→ Instructions for the task
Set all the material down again unchanged, without the pictures.

— start —

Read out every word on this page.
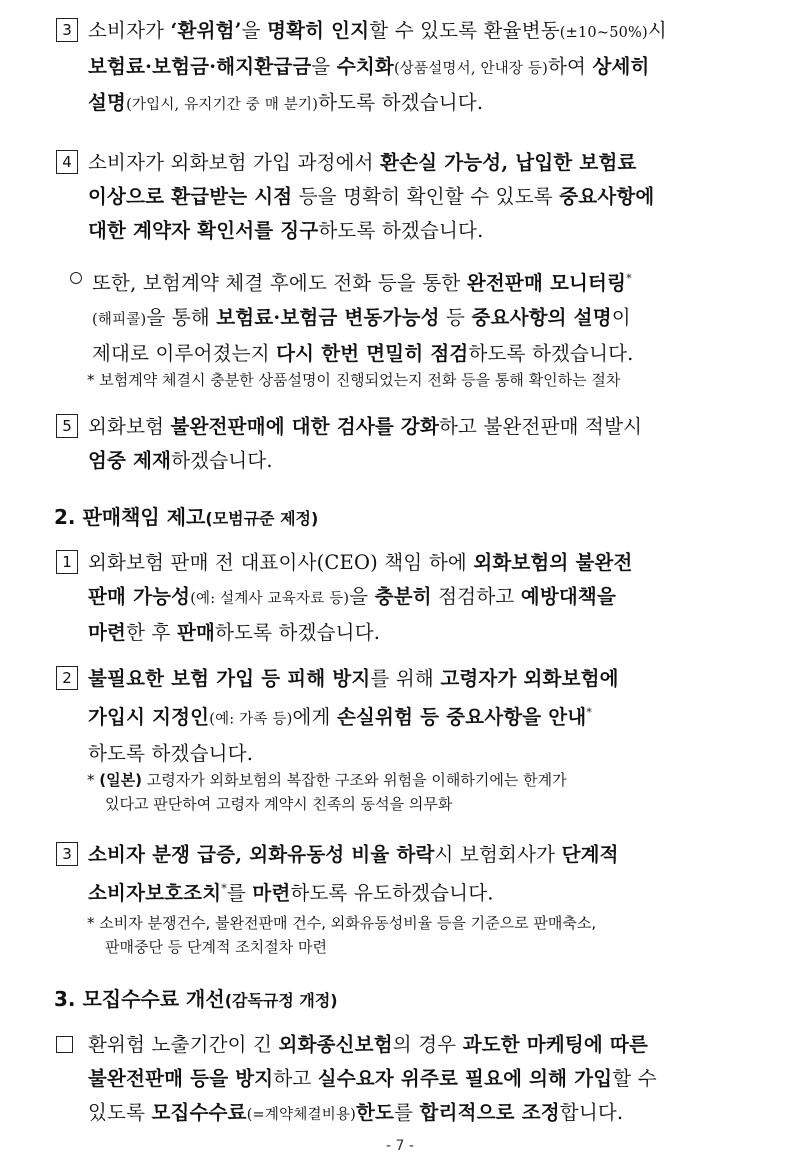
3 소비자가 ‘환위험’을 명확히 인지할 수 있도록 환율변동(±10~50%)시
보험료·보험금·해지환급금을 수치화(상품설명서, 안내장 등)하여 상세히
설명(가입시, 유지기간 중 매 분기)하도록 하겠습니다.
4 소비자가 외화보험 가입 과정에서 환손실 가능성, 납입한 보험료
이상으로 환급받는 시점 등을 명확히 확인할 수 있도록 중요사항에
대한 계약자 확인서를 징구하도록 하겠습니다.
또한, 보험계약 체결 후에도 전화 등을 통한 완전판매 모니터링*
(해피콜)을 통해 보험료·보험금 변동가능성 등 중요사항의 설명이
제대로 이루어졌는지 다시 한번 면밀히 점검하도록 하겠습니다.
* 보험계약 체결시 충분한 상품설명이 진행되었는지 전화 등을 통해 확인하는 절차
5 외화보험 불완전판매에 대한 검사를 강화하고 불완전판매 적발시
엄중 제재하겠습니다.
2. 판매책임 제고(모범규준 제정)
1 외화보험 판매 전 대표이사(CEO) 책임 하에 외화보험의 불완전
판매 가능성(예: 설계사 교육자료 등)을 충분히 점검하고 예방대책을
마련한 후 판매하도록 하겠습니다.
2 불필요한 보험 가입 등 피해 방지를 위해 고령자가 외화보험에
가입시 지정인(예: 가족 등)에게 손실위험 등 중요사항을 안내*
하도록 하겠습니다.
* (일본) 고령자가 외화보험의 복잡한 구조와 위험을 이해하기에는 한계가
있다고 판단하여 고령자 계약시 친족의 동석을 의무화
3 소비자 분쟁 급증, 외화유동성 비율 하락시 보험회사가 단계적
소비자보호조치*를 마련하도록 유도하겠습니다.
* 소비자 분쟁건수, 불완전판매 건수, 외화유동성비율 등을 기준으로 판매축소,
판매중단 등 단계적 조치절차 마련
3. 모집수수료 개선(감독규정 개정)
환위험 노출기간이 긴 외화종신보험의 경우 과도한 마케팅에 따른
불완전판매 등을 방지하고 실수요자 위주로 필요에 의해 가입할 수
있도록 모집수수료(=계약체결비용)한도를 합리적으로 조정합니다.
- 7 -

— end —

→ Written response
Read out every word on this page.
3 소비자가 ‘환위험’을 명확히 인지할 수 있도록 환율변동(±10~50%)시
보험료·보험금·해지환급금을 수치화(상품설명서, 안내장 등)하여 상세히
설명(가입시, 유지기간 중 매 분기)하도록 하겠습니다.
4 소비자가 외화보험 가입 과정에서 환손실 가능성, 납입한 보험료
이상으로 환급받는 시점 등을 명확히 확인할 수 있도록 중요사항에
대한 계약자 확인서를 징구하도록 하겠습니다.
또한, 보험계약 체결 후에도 전화 등을 통한 완전판매 모니터링*
(해피콜)을 통해 보험료·보험금 변동가능성 등 중요사항의 설명이
제대로 이루어졌는지 다시 한번 면밀히 점검하도록 하겠습니다.
* 보험계약 체결시 충분한 상품설명이 진행되었는지 전화 등을 통해 확인하는 절차
5 외화보험 불완전판매에 대한 검사를 강화하고 불완전판매 적발시
엄중 제재하겠습니다.
2. 판매책임 제고(모범규준 제정)
1 외화보험 판매 전 대표이사(CEO) 책임 하에 외화보험의 불완전
판매 가능성(예: 설계사 교육자료 등)을 충분히 점검하고 예방대책을
마련한 후 판매하도록 하겠습니다.
2 불필요한 보험 가입 등 피해 방지를 위해 고령자가 외화보험에
가입시 지정인(예: 가족 등)에게 손실위험 등 중요사항을 안내*
하도록 하겠습니다.
* (일본) 고령자가 외화보험의 복잡한 구조와 위험을 이해하기에는 한계가
있다고 판단하여 고령자 계약시 친족의 동석을 의무화
3 소비자 분쟁 급증, 외화유동성 비율 하락시 보험회사가 단계적
소비자보호조치*를 마련하도록 유도하겠습니다.
* 소비자 분쟁건수, 불완전판매 건수, 외화유동성비율 등을 기준으로 판매축소,
판매중단 등 단계적 조치절차 마련
3. 모집수수료 개선(감독규정 개정)
환위험 노출기간이 긴 외화종신보험의 경우 과도한 마케팅에 따른
불완전판매 등을 방지하고 실수요자 위주로 필요에 의해 가입할 수
있도록 모집수수료(=계약체결비용)한도를 합리적으로 조정합니다.
- 7 -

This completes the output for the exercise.